> **Work to be completed**
Determine which lines contain the word "sind", then copy those lines.

+++++

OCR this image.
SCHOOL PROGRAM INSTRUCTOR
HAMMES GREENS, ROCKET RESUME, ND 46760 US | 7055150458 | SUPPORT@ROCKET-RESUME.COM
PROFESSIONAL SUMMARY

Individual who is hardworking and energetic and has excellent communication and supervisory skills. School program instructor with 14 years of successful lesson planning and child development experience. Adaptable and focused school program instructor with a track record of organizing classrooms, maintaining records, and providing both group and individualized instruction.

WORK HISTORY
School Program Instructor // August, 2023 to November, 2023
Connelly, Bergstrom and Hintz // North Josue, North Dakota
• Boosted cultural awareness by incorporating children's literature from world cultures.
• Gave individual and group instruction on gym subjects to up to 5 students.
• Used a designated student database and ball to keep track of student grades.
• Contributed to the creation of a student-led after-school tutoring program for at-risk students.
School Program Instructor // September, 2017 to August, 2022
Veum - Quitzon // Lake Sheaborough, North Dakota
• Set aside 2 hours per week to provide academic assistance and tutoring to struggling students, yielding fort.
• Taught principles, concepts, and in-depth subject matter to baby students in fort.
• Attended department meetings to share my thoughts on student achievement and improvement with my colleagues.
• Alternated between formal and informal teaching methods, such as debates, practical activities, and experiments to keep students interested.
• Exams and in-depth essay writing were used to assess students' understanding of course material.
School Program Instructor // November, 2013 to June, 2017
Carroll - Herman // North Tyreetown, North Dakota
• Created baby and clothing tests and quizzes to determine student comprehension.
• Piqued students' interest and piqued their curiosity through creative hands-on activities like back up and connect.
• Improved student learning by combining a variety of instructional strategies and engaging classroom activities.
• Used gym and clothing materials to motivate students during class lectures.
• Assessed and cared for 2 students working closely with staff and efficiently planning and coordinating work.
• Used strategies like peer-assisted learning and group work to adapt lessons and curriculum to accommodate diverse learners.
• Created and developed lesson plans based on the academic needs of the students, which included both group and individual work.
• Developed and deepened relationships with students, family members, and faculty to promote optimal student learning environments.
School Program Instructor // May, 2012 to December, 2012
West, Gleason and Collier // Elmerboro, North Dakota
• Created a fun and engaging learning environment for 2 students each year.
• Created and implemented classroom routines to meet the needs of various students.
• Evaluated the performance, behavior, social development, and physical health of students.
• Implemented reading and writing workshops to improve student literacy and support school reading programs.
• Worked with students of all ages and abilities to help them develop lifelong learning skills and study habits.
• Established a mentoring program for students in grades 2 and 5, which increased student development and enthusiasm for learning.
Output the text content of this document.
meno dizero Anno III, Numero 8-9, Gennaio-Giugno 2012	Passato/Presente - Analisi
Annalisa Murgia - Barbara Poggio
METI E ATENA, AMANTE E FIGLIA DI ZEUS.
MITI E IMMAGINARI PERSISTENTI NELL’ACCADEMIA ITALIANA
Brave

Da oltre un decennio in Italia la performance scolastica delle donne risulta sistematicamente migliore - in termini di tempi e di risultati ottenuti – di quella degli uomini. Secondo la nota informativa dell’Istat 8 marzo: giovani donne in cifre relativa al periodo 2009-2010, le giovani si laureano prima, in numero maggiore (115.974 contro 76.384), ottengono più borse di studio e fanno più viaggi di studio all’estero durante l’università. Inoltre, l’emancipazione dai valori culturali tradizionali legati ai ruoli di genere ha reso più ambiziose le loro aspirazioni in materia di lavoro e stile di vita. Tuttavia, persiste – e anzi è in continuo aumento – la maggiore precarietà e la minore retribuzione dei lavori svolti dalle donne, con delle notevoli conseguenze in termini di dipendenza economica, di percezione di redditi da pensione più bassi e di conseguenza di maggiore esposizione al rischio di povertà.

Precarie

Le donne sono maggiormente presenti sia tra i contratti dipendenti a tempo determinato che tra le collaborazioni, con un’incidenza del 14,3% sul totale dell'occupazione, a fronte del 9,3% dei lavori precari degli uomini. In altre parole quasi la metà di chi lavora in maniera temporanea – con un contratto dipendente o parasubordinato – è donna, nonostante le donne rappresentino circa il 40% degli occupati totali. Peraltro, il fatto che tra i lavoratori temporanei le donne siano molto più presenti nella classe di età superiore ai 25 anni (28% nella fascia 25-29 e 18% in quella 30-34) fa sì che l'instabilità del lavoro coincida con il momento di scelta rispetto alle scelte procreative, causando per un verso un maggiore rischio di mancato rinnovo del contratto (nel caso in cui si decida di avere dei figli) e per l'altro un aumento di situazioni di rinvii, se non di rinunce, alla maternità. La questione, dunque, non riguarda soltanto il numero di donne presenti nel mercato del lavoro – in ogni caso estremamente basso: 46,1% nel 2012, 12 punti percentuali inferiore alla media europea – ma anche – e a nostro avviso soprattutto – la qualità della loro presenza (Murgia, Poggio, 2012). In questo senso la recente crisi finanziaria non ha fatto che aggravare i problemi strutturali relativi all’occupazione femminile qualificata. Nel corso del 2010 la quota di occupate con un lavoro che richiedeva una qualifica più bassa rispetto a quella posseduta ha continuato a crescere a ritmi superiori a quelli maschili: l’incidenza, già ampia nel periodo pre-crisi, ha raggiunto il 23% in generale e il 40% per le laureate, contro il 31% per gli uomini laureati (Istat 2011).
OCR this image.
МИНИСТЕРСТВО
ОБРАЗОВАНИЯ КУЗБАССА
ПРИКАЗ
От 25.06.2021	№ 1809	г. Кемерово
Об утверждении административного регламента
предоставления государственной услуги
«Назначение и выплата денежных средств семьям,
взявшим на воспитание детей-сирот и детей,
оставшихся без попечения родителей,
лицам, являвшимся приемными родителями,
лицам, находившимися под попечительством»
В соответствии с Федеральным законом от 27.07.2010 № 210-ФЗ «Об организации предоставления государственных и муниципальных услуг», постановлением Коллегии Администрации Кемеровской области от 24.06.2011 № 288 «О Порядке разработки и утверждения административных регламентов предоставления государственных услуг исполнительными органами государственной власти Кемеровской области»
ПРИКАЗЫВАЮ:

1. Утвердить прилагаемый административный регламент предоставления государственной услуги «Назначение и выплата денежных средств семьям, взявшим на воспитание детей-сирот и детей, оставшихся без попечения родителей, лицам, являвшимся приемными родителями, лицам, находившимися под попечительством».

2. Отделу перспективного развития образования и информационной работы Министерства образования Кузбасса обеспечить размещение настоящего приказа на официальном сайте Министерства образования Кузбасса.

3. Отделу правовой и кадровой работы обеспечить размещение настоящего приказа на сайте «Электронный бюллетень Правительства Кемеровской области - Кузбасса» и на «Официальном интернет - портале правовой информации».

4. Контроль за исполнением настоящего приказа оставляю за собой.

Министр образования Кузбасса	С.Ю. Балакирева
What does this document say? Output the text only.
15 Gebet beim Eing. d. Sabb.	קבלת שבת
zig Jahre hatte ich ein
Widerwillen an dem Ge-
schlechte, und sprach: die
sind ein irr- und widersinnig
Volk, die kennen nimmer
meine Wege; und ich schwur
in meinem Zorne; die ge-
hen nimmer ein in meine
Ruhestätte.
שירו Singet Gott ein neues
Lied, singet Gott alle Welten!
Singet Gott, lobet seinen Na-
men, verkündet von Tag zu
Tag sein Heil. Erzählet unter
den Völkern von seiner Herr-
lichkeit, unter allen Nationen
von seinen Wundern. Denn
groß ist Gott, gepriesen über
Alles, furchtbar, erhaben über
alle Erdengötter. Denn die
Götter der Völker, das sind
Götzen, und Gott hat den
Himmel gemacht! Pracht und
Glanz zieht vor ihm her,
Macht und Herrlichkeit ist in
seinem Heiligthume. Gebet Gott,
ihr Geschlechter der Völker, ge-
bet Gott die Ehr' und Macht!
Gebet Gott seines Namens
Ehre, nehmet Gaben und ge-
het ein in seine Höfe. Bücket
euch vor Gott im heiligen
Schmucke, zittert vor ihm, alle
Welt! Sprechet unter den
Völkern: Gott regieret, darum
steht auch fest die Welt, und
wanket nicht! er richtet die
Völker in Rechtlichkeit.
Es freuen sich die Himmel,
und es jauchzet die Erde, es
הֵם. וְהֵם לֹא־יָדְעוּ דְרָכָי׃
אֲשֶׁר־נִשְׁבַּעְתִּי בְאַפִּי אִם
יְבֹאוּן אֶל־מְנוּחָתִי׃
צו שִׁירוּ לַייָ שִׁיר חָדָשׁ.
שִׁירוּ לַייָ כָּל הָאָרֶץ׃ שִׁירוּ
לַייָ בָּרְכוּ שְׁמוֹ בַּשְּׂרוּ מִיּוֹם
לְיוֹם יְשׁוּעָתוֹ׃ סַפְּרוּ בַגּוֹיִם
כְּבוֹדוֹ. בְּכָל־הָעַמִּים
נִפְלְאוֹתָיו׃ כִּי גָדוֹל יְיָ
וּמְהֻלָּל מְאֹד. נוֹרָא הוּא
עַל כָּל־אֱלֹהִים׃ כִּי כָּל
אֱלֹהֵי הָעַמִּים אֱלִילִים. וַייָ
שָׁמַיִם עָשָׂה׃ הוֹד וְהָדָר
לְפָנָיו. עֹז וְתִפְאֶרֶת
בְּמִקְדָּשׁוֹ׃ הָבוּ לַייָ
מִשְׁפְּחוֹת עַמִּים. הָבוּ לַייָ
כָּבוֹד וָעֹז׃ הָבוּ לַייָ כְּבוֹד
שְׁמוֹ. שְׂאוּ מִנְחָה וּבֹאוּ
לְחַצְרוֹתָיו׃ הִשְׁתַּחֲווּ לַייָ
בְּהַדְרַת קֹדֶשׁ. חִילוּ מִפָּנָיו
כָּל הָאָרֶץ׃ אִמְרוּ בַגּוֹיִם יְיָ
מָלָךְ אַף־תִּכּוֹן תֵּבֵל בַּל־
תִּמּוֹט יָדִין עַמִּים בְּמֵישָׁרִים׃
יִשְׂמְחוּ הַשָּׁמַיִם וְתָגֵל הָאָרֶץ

+++++

> **Solution for this task**
sind ein irr- und widersinnig
Götter der Völker, das sind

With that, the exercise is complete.